---- Materials provided

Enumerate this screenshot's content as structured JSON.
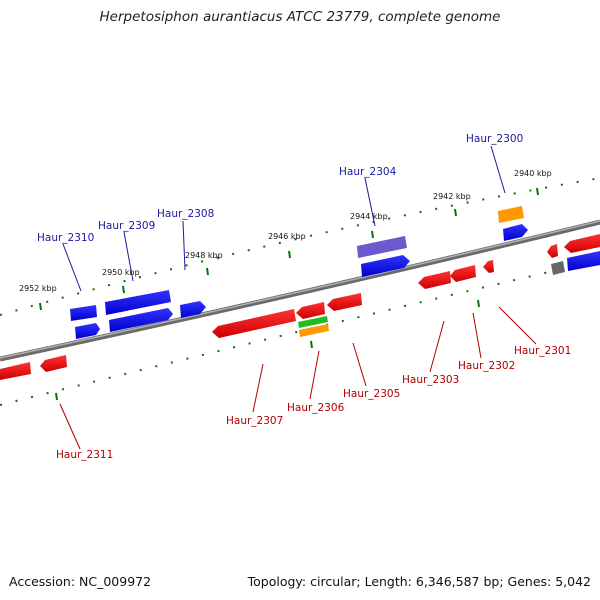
{
  "title": "Herpetosiphon aurantiacus ATCC 23779, complete genome",
  "footer": {
    "accession": "Accession: NC_009972",
    "summary": "Topology: circular; Length: 6,346,587 bp; Genes: 5,042"
  },
  "colors": {
    "plus_strand_gene": "#0000ee",
    "minus_strand_gene": "#ee0000",
    "backbone": "#888888",
    "tick": "#007700",
    "label_top": "#1a1aa0",
    "label_bottom": "#b00000"
  },
  "kbp_labels": [
    "2952 kbp",
    "2950 kbp",
    "2948 kbp",
    "2946 kbp",
    "2944 kbp",
    "2942 kbp",
    "2940 kbp"
  ],
  "top_genes": [
    "Haur_2310",
    "Haur_2309",
    "Haur_2308",
    "Haur_2304",
    "Haur_2300"
  ],
  "bottom_genes": [
    "Haur_2311",
    "Haur_2307",
    "Haur_2306",
    "Haur_2305",
    "Haur_2303",
    "Haur_2302",
    "Haur_2301"
  ]
}
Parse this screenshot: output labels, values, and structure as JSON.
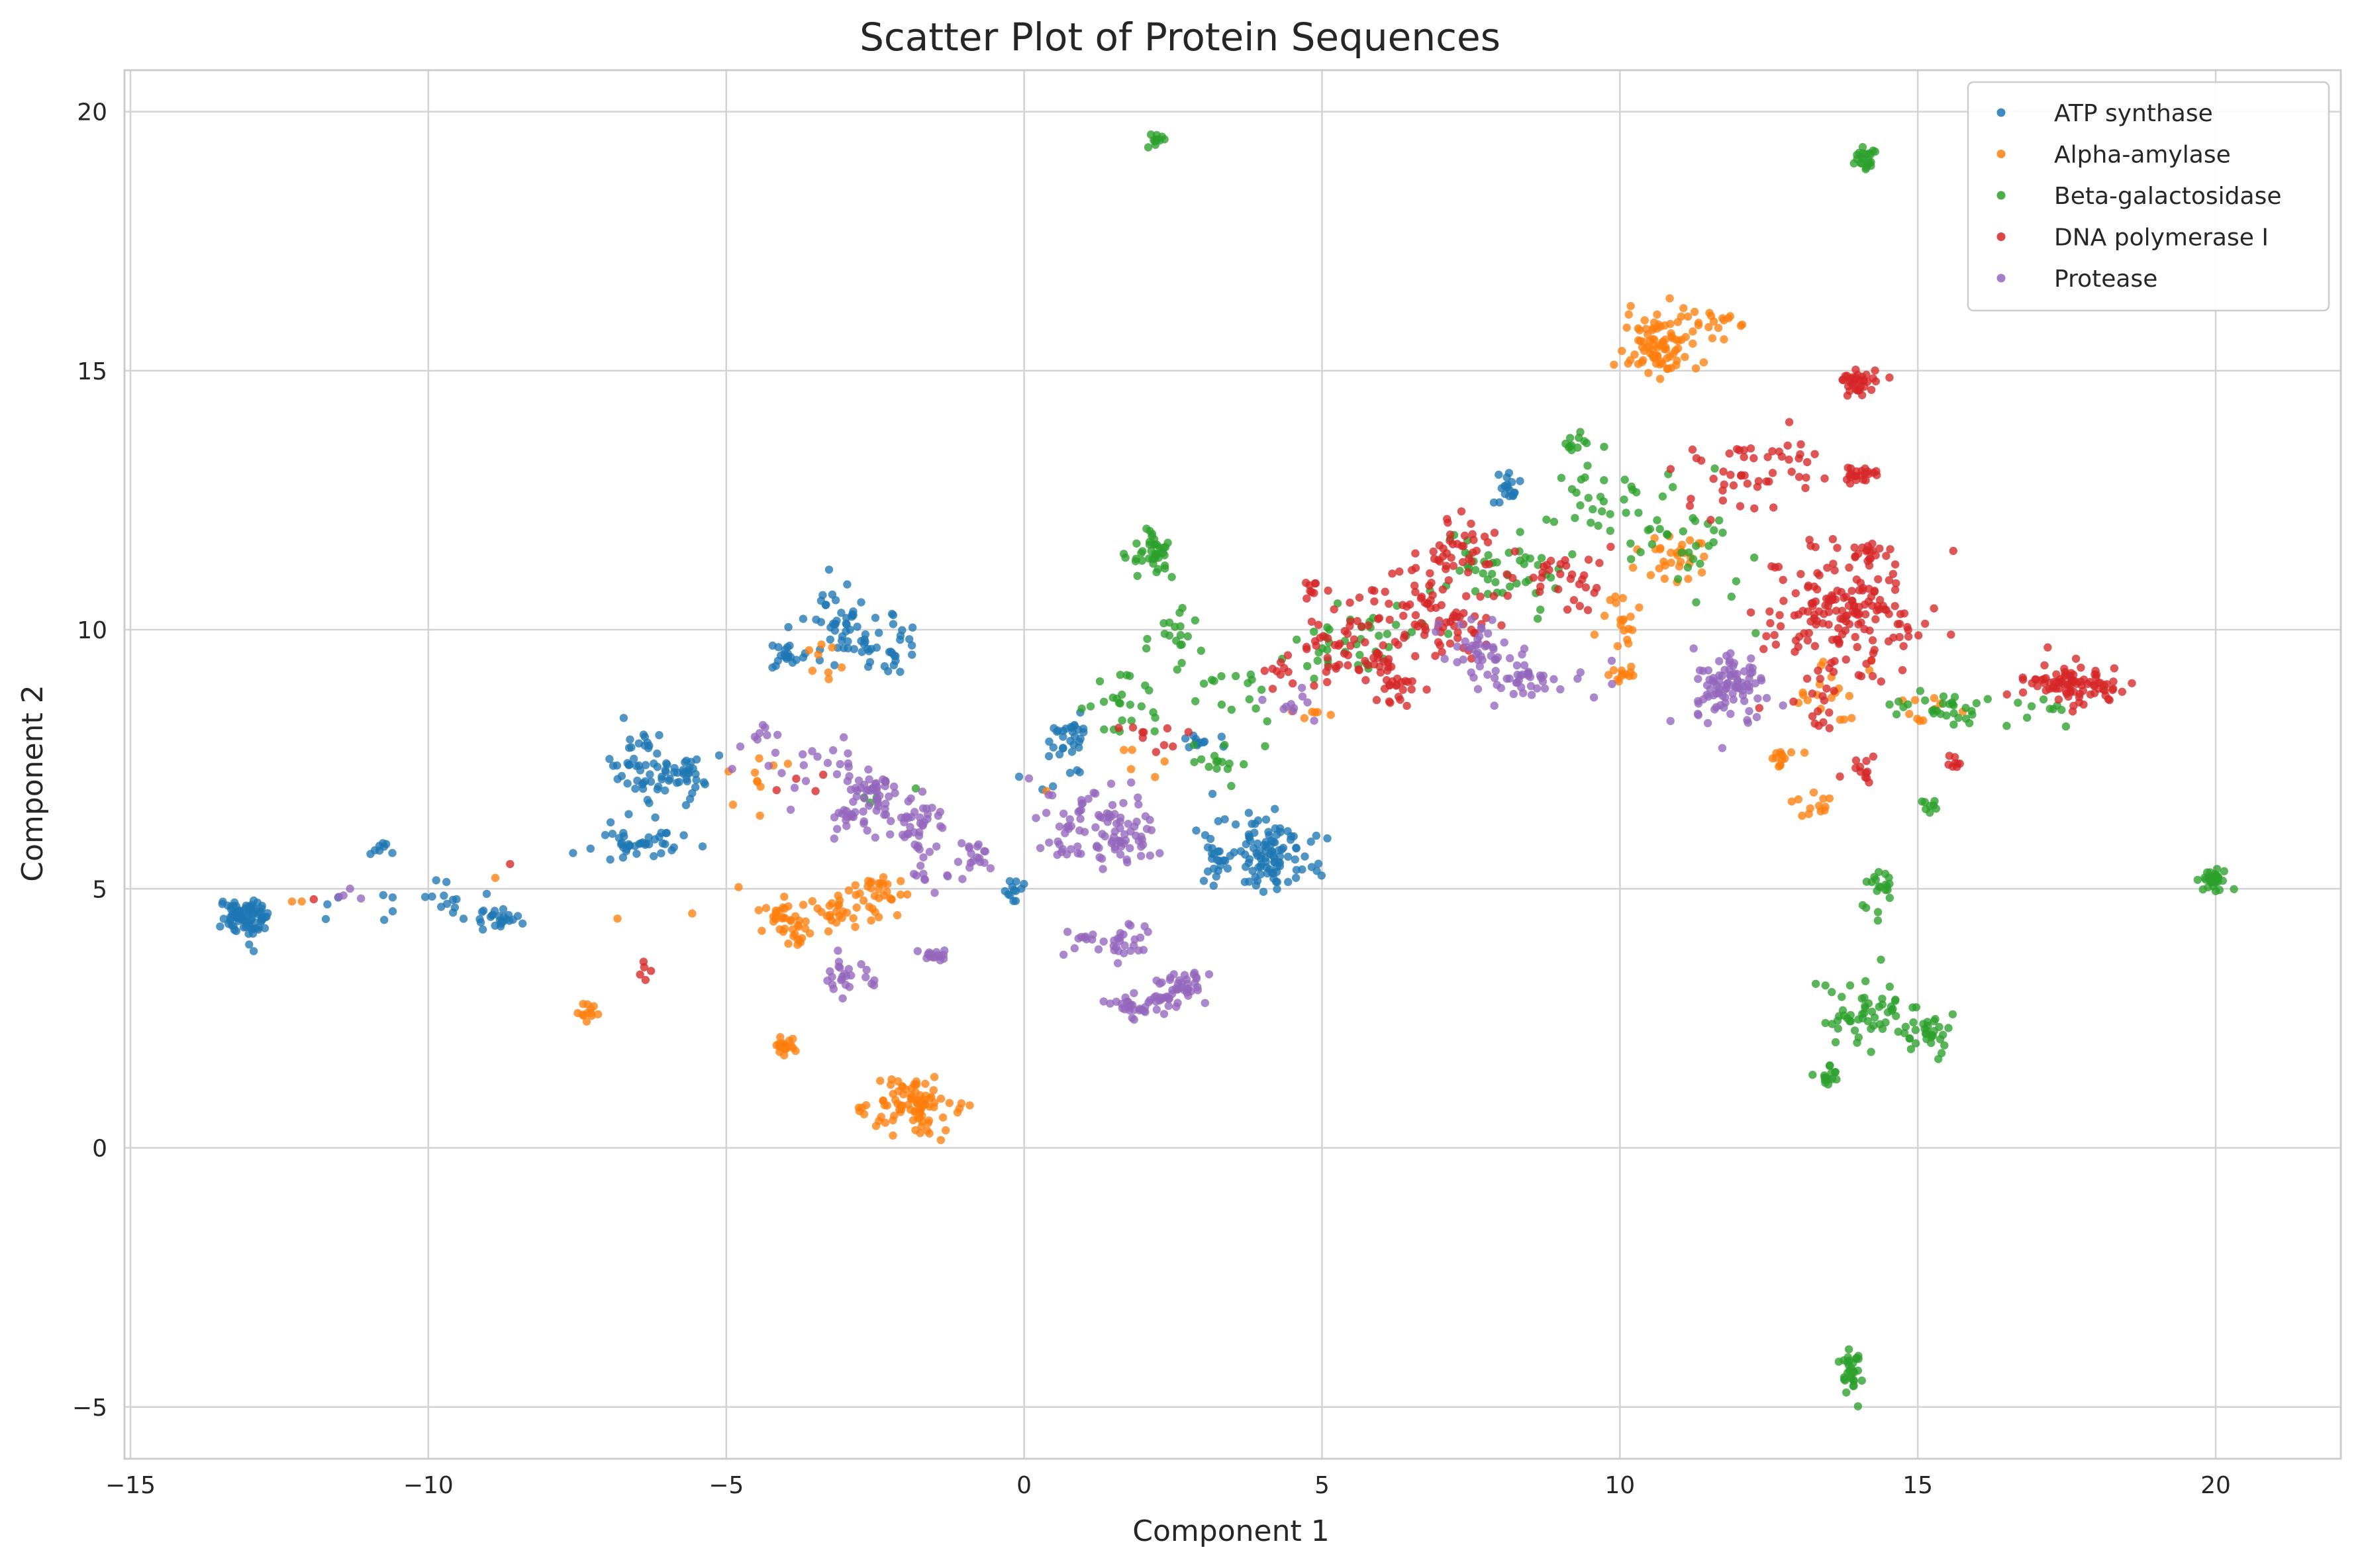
{
  "chart_data": {
    "type": "scatter",
    "title": "Scatter Plot of Protein Sequences",
    "xlabel": "Component 1",
    "ylabel": "Component 2",
    "xlim": [
      -15.1,
      22.1
    ],
    "ylim": [
      -6.0,
      20.8
    ],
    "xticks": [
      -15,
      -10,
      -5,
      0,
      5,
      10,
      15,
      20
    ],
    "yticks": [
      -5,
      0,
      5,
      10,
      15,
      20
    ],
    "xtick_labels": [
      "−15",
      "−10",
      "−5",
      "0",
      "5",
      "10",
      "15",
      "20"
    ],
    "ytick_labels": [
      "−5",
      "0",
      "5",
      "10",
      "15",
      "20"
    ],
    "grid": true,
    "legend_position": "top-right",
    "series": [
      {
        "name": "ATP synthase",
        "color": "#1f77b4",
        "clusters": [
          {
            "x": -13.1,
            "y": 4.45,
            "sx": 0.18,
            "sy": 0.18,
            "n": 90
          },
          {
            "x": -10.8,
            "y": 5.8,
            "sx": 0.12,
            "sy": 0.1,
            "n": 8
          },
          {
            "x": -11.3,
            "y": 4.6,
            "sx": 0.5,
            "sy": 0.15,
            "n": 6
          },
          {
            "x": -9.8,
            "y": 4.7,
            "sx": 0.3,
            "sy": 0.15,
            "n": 16
          },
          {
            "x": -8.8,
            "y": 4.4,
            "sx": 0.2,
            "sy": 0.1,
            "n": 22
          },
          {
            "x": -6.4,
            "y": 7.4,
            "sx": 0.3,
            "sy": 0.35,
            "n": 45
          },
          {
            "x": -5.7,
            "y": 7.2,
            "sx": 0.3,
            "sy": 0.2,
            "n": 35
          },
          {
            "x": -6.4,
            "y": 5.9,
            "sx": 0.4,
            "sy": 0.15,
            "n": 40
          },
          {
            "x": -3.2,
            "y": 10.2,
            "sx": 0.25,
            "sy": 0.35,
            "n": 40
          },
          {
            "x": -2.3,
            "y": 9.6,
            "sx": 0.25,
            "sy": 0.3,
            "n": 35
          },
          {
            "x": -4.0,
            "y": 9.5,
            "sx": 0.15,
            "sy": 0.12,
            "n": 20
          },
          {
            "x": -0.15,
            "y": 4.95,
            "sx": 0.08,
            "sy": 0.1,
            "n": 12
          },
          {
            "x": 0.8,
            "y": 7.9,
            "sx": 0.2,
            "sy": 0.2,
            "n": 28
          },
          {
            "x": 2.9,
            "y": 7.8,
            "sx": 0.15,
            "sy": 0.1,
            "n": 12
          },
          {
            "x": 3.2,
            "y": 5.4,
            "sx": 0.1,
            "sy": 0.2,
            "n": 14
          },
          {
            "x": 4.1,
            "y": 5.7,
            "sx": 0.4,
            "sy": 0.35,
            "n": 110
          },
          {
            "x": 8.1,
            "y": 12.7,
            "sx": 0.12,
            "sy": 0.12,
            "n": 18
          },
          {
            "x": 0.5,
            "y": 7.0,
            "sx": 0.3,
            "sy": 0.2,
            "n": 6
          }
        ]
      },
      {
        "name": "Alpha-amylase",
        "color": "#ff7f0e",
        "clusters": [
          {
            "x": -12.1,
            "y": 4.7,
            "sx": 0.1,
            "sy": 0.05,
            "n": 2
          },
          {
            "x": -8.9,
            "y": 5.2,
            "sx": 0.05,
            "sy": 0.05,
            "n": 1
          },
          {
            "x": -7.3,
            "y": 2.6,
            "sx": 0.1,
            "sy": 0.1,
            "n": 12
          },
          {
            "x": -6.8,
            "y": 4.5,
            "sx": 0.05,
            "sy": 0.05,
            "n": 1
          },
          {
            "x": -5.5,
            "y": 4.5,
            "sx": 0.05,
            "sy": 0.05,
            "n": 1
          },
          {
            "x": -4.0,
            "y": 4.4,
            "sx": 0.3,
            "sy": 0.3,
            "n": 40
          },
          {
            "x": -3.1,
            "y": 4.6,
            "sx": 0.4,
            "sy": 0.2,
            "n": 30
          },
          {
            "x": -2.3,
            "y": 5.0,
            "sx": 0.3,
            "sy": 0.25,
            "n": 25
          },
          {
            "x": -4.0,
            "y": 1.95,
            "sx": 0.1,
            "sy": 0.08,
            "n": 20
          },
          {
            "x": -1.8,
            "y": 0.9,
            "sx": 0.35,
            "sy": 0.3,
            "n": 90
          },
          {
            "x": -2.7,
            "y": 0.7,
            "sx": 0.05,
            "sy": 0.1,
            "n": 5
          },
          {
            "x": -3.3,
            "y": 9.4,
            "sx": 0.3,
            "sy": 0.2,
            "n": 8
          },
          {
            "x": -4.5,
            "y": 7.0,
            "sx": 0.3,
            "sy": 0.4,
            "n": 10
          },
          {
            "x": 10.7,
            "y": 15.5,
            "sx": 0.35,
            "sy": 0.35,
            "n": 90
          },
          {
            "x": 11.7,
            "y": 16.0,
            "sx": 0.2,
            "sy": 0.1,
            "n": 12
          },
          {
            "x": 10.9,
            "y": 11.4,
            "sx": 0.3,
            "sy": 0.25,
            "n": 30
          },
          {
            "x": 10.0,
            "y": 10.2,
            "sx": 0.2,
            "sy": 0.3,
            "n": 18
          },
          {
            "x": 10.0,
            "y": 9.1,
            "sx": 0.1,
            "sy": 0.1,
            "n": 12
          },
          {
            "x": 12.7,
            "y": 7.5,
            "sx": 0.1,
            "sy": 0.08,
            "n": 12
          },
          {
            "x": 13.3,
            "y": 6.6,
            "sx": 0.12,
            "sy": 0.1,
            "n": 12
          },
          {
            "x": 13.5,
            "y": 8.7,
            "sx": 0.4,
            "sy": 0.4,
            "n": 20
          },
          {
            "x": 15.3,
            "y": 8.5,
            "sx": 0.3,
            "sy": 0.2,
            "n": 10
          },
          {
            "x": 4.8,
            "y": 8.4,
            "sx": 0.2,
            "sy": 0.1,
            "n": 6
          },
          {
            "x": 1.7,
            "y": 7.2,
            "sx": 0.4,
            "sy": 0.2,
            "n": 6
          }
        ]
      },
      {
        "name": "Beta-galactosidase",
        "color": "#2ca02c",
        "clusters": [
          {
            "x": 2.2,
            "y": 19.45,
            "sx": 0.06,
            "sy": 0.06,
            "n": 12
          },
          {
            "x": 2.1,
            "y": 11.5,
            "sx": 0.2,
            "sy": 0.2,
            "n": 40
          },
          {
            "x": 2.6,
            "y": 9.9,
            "sx": 0.2,
            "sy": 0.2,
            "n": 18
          },
          {
            "x": 1.8,
            "y": 8.7,
            "sx": 0.3,
            "sy": 0.4,
            "n": 25
          },
          {
            "x": 3.5,
            "y": 8.7,
            "sx": 0.3,
            "sy": 0.3,
            "n": 15
          },
          {
            "x": 3.5,
            "y": 7.4,
            "sx": 0.5,
            "sy": 0.2,
            "n": 15
          },
          {
            "x": 5.5,
            "y": 9.8,
            "sx": 0.6,
            "sy": 0.4,
            "n": 40
          },
          {
            "x": 8.0,
            "y": 11.2,
            "sx": 0.5,
            "sy": 0.4,
            "n": 45
          },
          {
            "x": 9.8,
            "y": 12.5,
            "sx": 0.6,
            "sy": 0.5,
            "n": 40
          },
          {
            "x": 9.2,
            "y": 13.6,
            "sx": 0.08,
            "sy": 0.08,
            "n": 10
          },
          {
            "x": 11.3,
            "y": 11.6,
            "sx": 0.5,
            "sy": 0.5,
            "n": 25
          },
          {
            "x": 14.1,
            "y": 19.1,
            "sx": 0.1,
            "sy": 0.1,
            "n": 22
          },
          {
            "x": 15.3,
            "y": 8.5,
            "sx": 0.4,
            "sy": 0.2,
            "n": 30
          },
          {
            "x": 17.2,
            "y": 8.5,
            "sx": 0.4,
            "sy": 0.3,
            "n": 10
          },
          {
            "x": 15.2,
            "y": 6.6,
            "sx": 0.1,
            "sy": 0.1,
            "n": 8
          },
          {
            "x": 14.4,
            "y": 5.1,
            "sx": 0.12,
            "sy": 0.15,
            "n": 16
          },
          {
            "x": 14.1,
            "y": 2.6,
            "sx": 0.4,
            "sy": 0.3,
            "n": 55
          },
          {
            "x": 15.2,
            "y": 2.2,
            "sx": 0.2,
            "sy": 0.2,
            "n": 30
          },
          {
            "x": 13.5,
            "y": 1.4,
            "sx": 0.1,
            "sy": 0.12,
            "n": 15
          },
          {
            "x": 13.9,
            "y": -4.3,
            "sx": 0.1,
            "sy": 0.2,
            "n": 30
          },
          {
            "x": 20.0,
            "y": 5.2,
            "sx": 0.15,
            "sy": 0.12,
            "n": 28
          },
          {
            "x": 14.2,
            "y": 4.5,
            "sx": 0.1,
            "sy": 0.1,
            "n": 4
          },
          {
            "x": -2.5,
            "y": 6.8,
            "sx": 0.2,
            "sy": 0.2,
            "n": 4
          }
        ]
      },
      {
        "name": "DNA polymerase I",
        "color": "#d62728",
        "clusters": [
          {
            "x": -11.8,
            "y": 4.9,
            "sx": 0.1,
            "sy": 0.05,
            "n": 1
          },
          {
            "x": -8.7,
            "y": 5.5,
            "sx": 0.05,
            "sy": 0.05,
            "n": 1
          },
          {
            "x": -6.4,
            "y": 3.45,
            "sx": 0.1,
            "sy": 0.08,
            "n": 5
          },
          {
            "x": -3.8,
            "y": 7.0,
            "sx": 0.2,
            "sy": 0.2,
            "n": 4
          },
          {
            "x": 2.0,
            "y": 8.0,
            "sx": 0.3,
            "sy": 0.2,
            "n": 10
          },
          {
            "x": 4.2,
            "y": 9.2,
            "sx": 0.15,
            "sy": 0.15,
            "n": 8
          },
          {
            "x": 4.8,
            "y": 10.8,
            "sx": 0.1,
            "sy": 0.1,
            "n": 8
          },
          {
            "x": 5.5,
            "y": 9.6,
            "sx": 0.5,
            "sy": 0.4,
            "n": 60
          },
          {
            "x": 6.5,
            "y": 10.5,
            "sx": 0.5,
            "sy": 0.5,
            "n": 55
          },
          {
            "x": 6.3,
            "y": 8.9,
            "sx": 0.2,
            "sy": 0.15,
            "n": 20
          },
          {
            "x": 7.3,
            "y": 11.5,
            "sx": 0.4,
            "sy": 0.4,
            "n": 40
          },
          {
            "x": 7.4,
            "y": 10.0,
            "sx": 0.3,
            "sy": 0.3,
            "n": 25
          },
          {
            "x": 9.2,
            "y": 11.0,
            "sx": 0.5,
            "sy": 0.3,
            "n": 30
          },
          {
            "x": 12.0,
            "y": 13.0,
            "sx": 0.5,
            "sy": 0.4,
            "n": 35
          },
          {
            "x": 13.0,
            "y": 13.4,
            "sx": 0.3,
            "sy": 0.3,
            "n": 15
          },
          {
            "x": 13.7,
            "y": 10.3,
            "sx": 0.6,
            "sy": 0.6,
            "n": 170
          },
          {
            "x": 14.0,
            "y": 14.8,
            "sx": 0.15,
            "sy": 0.15,
            "n": 35
          },
          {
            "x": 14.0,
            "y": 13.0,
            "sx": 0.15,
            "sy": 0.1,
            "n": 22
          },
          {
            "x": 14.2,
            "y": 11.5,
            "sx": 0.15,
            "sy": 0.1,
            "n": 18
          },
          {
            "x": 14.0,
            "y": 7.3,
            "sx": 0.15,
            "sy": 0.15,
            "n": 12
          },
          {
            "x": 15.7,
            "y": 7.5,
            "sx": 0.1,
            "sy": 0.1,
            "n": 8
          },
          {
            "x": 17.6,
            "y": 9.0,
            "sx": 0.4,
            "sy": 0.2,
            "n": 90
          },
          {
            "x": 13.4,
            "y": 8.5,
            "sx": 0.2,
            "sy": 0.2,
            "n": 12
          }
        ]
      },
      {
        "name": "Protease",
        "color": "#9467bd",
        "clusters": [
          {
            "x": -11.5,
            "y": 4.9,
            "sx": 0.3,
            "sy": 0.05,
            "n": 4
          },
          {
            "x": -4.4,
            "y": 7.8,
            "sx": 0.3,
            "sy": 0.3,
            "n": 12
          },
          {
            "x": -3.5,
            "y": 7.2,
            "sx": 0.4,
            "sy": 0.4,
            "n": 15
          },
          {
            "x": -3.0,
            "y": 6.3,
            "sx": 0.15,
            "sy": 0.15,
            "n": 12
          },
          {
            "x": -2.6,
            "y": 6.8,
            "sx": 0.25,
            "sy": 0.3,
            "n": 45
          },
          {
            "x": -1.8,
            "y": 6.2,
            "sx": 0.35,
            "sy": 0.3,
            "n": 50
          },
          {
            "x": -0.8,
            "y": 5.7,
            "sx": 0.15,
            "sy": 0.15,
            "n": 15
          },
          {
            "x": -1.5,
            "y": 5.3,
            "sx": 0.3,
            "sy": 0.2,
            "n": 10
          },
          {
            "x": -3.0,
            "y": 3.3,
            "sx": 0.2,
            "sy": 0.15,
            "n": 25
          },
          {
            "x": -1.5,
            "y": 3.7,
            "sx": 0.12,
            "sy": 0.1,
            "n": 15
          },
          {
            "x": 1.3,
            "y": 6.2,
            "sx": 0.5,
            "sy": 0.35,
            "n": 100
          },
          {
            "x": 1.5,
            "y": 4.0,
            "sx": 0.35,
            "sy": 0.15,
            "n": 35
          },
          {
            "x": 2.6,
            "y": 3.1,
            "sx": 0.25,
            "sy": 0.2,
            "n": 45
          },
          {
            "x": 1.9,
            "y": 2.7,
            "sx": 0.25,
            "sy": 0.15,
            "n": 30
          },
          {
            "x": 4.4,
            "y": 8.5,
            "sx": 0.2,
            "sy": 0.2,
            "n": 10
          },
          {
            "x": 7.7,
            "y": 9.6,
            "sx": 0.4,
            "sy": 0.3,
            "n": 40
          },
          {
            "x": 8.4,
            "y": 9.0,
            "sx": 0.3,
            "sy": 0.2,
            "n": 35
          },
          {
            "x": 11.8,
            "y": 8.9,
            "sx": 0.3,
            "sy": 0.35,
            "n": 90
          },
          {
            "x": 9.5,
            "y": 9.0,
            "sx": 0.3,
            "sy": 0.3,
            "n": 6
          }
        ]
      }
    ]
  }
}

--------

▶ **What you will do**:
The response must contain each line above that holds the string "JSON".

▶ **Result for this task**:
Enumerate this screenshot's content as structured JSON.
Parse this screenshot: output labels, values, and structure as JSON.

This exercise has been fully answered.